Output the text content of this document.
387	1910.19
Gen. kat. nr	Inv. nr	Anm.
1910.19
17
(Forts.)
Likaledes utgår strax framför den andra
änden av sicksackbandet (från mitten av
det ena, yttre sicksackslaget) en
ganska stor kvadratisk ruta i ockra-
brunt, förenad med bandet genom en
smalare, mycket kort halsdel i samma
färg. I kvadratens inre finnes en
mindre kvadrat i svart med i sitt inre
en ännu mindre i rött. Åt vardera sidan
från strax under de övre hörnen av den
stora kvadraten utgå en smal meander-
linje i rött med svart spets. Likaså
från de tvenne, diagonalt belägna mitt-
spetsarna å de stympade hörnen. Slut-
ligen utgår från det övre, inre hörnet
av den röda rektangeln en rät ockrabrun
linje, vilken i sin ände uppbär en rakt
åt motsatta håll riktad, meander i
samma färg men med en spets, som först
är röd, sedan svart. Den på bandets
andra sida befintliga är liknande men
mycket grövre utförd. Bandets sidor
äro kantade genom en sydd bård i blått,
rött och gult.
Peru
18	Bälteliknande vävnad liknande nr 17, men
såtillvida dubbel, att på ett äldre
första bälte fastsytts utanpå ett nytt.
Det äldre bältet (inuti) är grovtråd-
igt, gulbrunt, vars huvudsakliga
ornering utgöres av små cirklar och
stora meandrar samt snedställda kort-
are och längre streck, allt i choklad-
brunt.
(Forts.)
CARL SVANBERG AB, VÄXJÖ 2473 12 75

● Exercise requirements
Among the lines above, list those that contain the word "svart".

● Solution for this exercise
mindre kvadrat i svart med i sitt inre
linje i rött med svart spets. Likaså
är röd, sedan svart. Den på bandets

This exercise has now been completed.